Stored entries —
** begin **

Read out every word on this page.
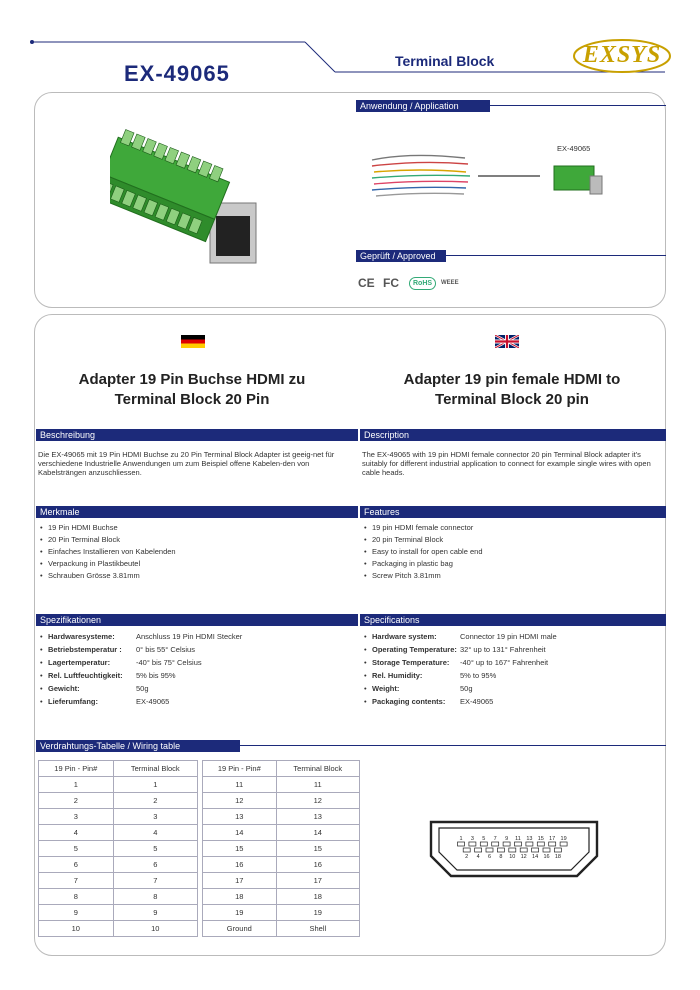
EX-49065	Terminal Block	EXSYS
Anwendung / Application
EX-49065
Geprüft / Approved
CE FC	RoHS	WEEE
Adapter 19 Pin Buchse HDMI zu Terminal Block 20 Pin
Adapter 19 pin female HDMI to Terminal Block 20 pin
Beschreibung	Description
Die EX-49065 mit 19 Pin HDMI Buchse zu 20 Pin Terminal Block Adapter ist geeig-net für verschiedene Industrielle Anwendungen um zum Beispiel offene Kabelen-den von Kabelsträngen anzuschliessen.
The EX-49065 with 19 pin HDMI female connector 20 pin Terminal Block adapter it's suitably for different industrial application to connect for example single wires with open cable heads.
Merkmale	Features
• 19 Pin HDMI Buchse
• 20 Pin Terminal Block
• Einfaches Installieren von Kabelenden
• Verpackung in Plastikbeutel
• Schrauben Grösse 3.81mm
• 19 pin HDMI female connector
• 20 pin Terminal Block
• Easy to install for open cable end
• Packaging in plastic bag
• Screw Pitch 3.81mm
Spezifikationen	Specifications
• Hardwaresysteme:	Anschluss 19 Pin HDMI Stecker
• Betriebstemperatur :	0° bis 55° Celsius
• Lagertemperatur:	-40° bis 75° Celsius
• Rel. Luftfeuchtigkeit:	5% bis 95%
• Gewicht:	50g
• Lieferumfang:	EX-49065
• Hardware system:	Connector 19 pin HDMI male
• Operating Temperature: 32° up to 131° Fahrenheit
• Storage Temperature:	-40° up to 167° Fahrenheit
• Rel. Humidity:	5% to 95%
• Weight:	50g
• Packaging contents:	EX-49065
Verdrahtungs-Tabelle / Wiring table
19 Pin - Pin#	Terminal Block
1	1
2	2
3	3
4	4
5	5
6	6
7	7
8	8
9	9
10	10
19 Pin - Pin#	Terminal Block
11	11
12	12
13	13
14	14
15	15
16	16
17	17
18	18
19	19
Ground	Shell
1 3 5 7 9 11 13 15 17 19
2 4 6 8 10 12 14 16 18
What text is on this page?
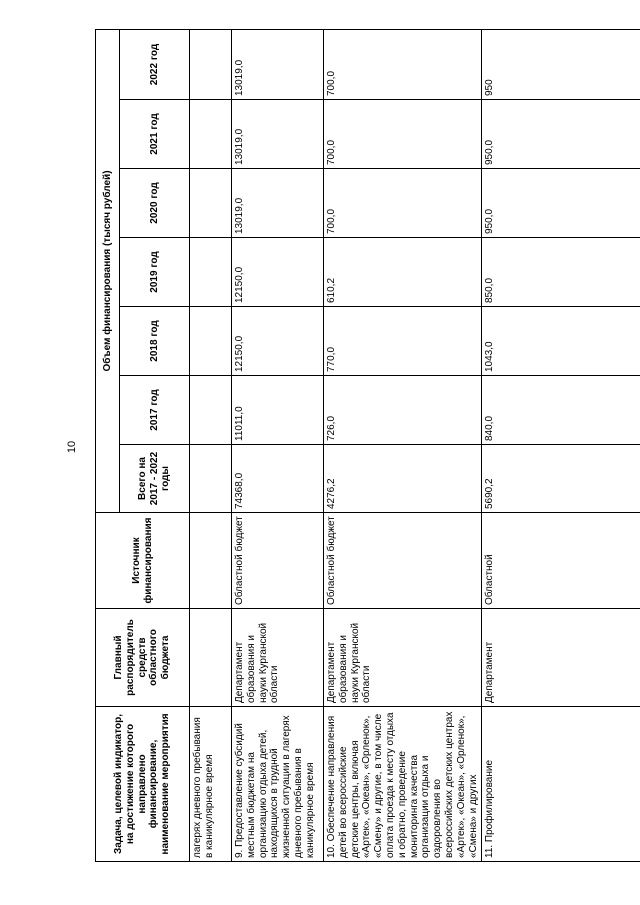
10
Задача, целевой индикатор, на достижение которого направлено финансирование, наименование мероприятия	Главный распорядитель средств областного бюджета	Источник финансирования	Объем финансирования (тысяч рублей)						
			Всего на 2017 - 2022 годы	2017 год	2018 год	2019 год	2020 год	2021 год	2022 год
лагерях дневного пребывания в каникулярное время									
9. Предоставление субсидий местным бюджетам на организацию отдыха детей, находящихся в трудной жизненной ситуации в лагерях дневного пребывания в каникулярное время	Департамент образования и науки Курганской области	Областной бюджет	74368,0	11011,0	12150,0	12150,0	13019,0	13019,0	13019,0
10. Обеспечение направления детей во всероссийские детские центры, включая «Артек», «Океан», «Орленок», «Смену» и другие, в том числе оплата проезда к месту отдыха и обратно, проведение мониторинга качества организации отдыха и оздоровления во всероссийских детских центрах «Артек», «Океан», «Орленок», «Смена» и других	Департамент образования и науки Курганской области	Областной бюджет	4276,2	726,0	770,0	610,2	700,0	700,0	700,0
11. Профилирование	Департамент	Областной	5690,2	840,0	1043,0	850,0	950,0	950,0	950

** end **

Do this —
Give again the lines from the line that contains "What text is on this page?" through the last line of the material above, exactly and with both ends included. Omit the pictures.

Expected answer —
What text is on this page?
10
Задача, целевой индикатор, на достижение которого направлено финансирование, наименование мероприятия	Главный распорядитель средств областного бюджета	Источник финансирования	Объем финансирования (тысяч рублей)						
			Всего на 2017 - 2022 годы	2017 год	2018 год	2019 год	2020 год	2021 год	2022 год
лагерях дневного пребывания в каникулярное время									
9. Предоставление субсидий местным бюджетам на организацию отдыха детей, находящихся в трудной жизненной ситуации в лагерях дневного пребывания в каникулярное время	Департамент образования и науки Курганской области	Областной бюджет	74368,0	11011,0	12150,0	12150,0	13019,0	13019,0	13019,0
10. Обеспечение направления детей во всероссийские детские центры, включая «Артек», «Океан», «Орленок», «Смену» и другие, в том числе оплата проезда к месту отдыха и обратно, проведение мониторинга качества организации отдыха и оздоровления во всероссийских детских центрах «Артек», «Океан», «Орленок», «Смена» и других	Департамент образования и науки Курганской области	Областной бюджет	4276,2	726,0	770,0	610,2	700,0	700,0	700,0
11. Профилирование	Департамент	Областной	5690,2	840,0	1043,0	850,0	950,0	950,0	950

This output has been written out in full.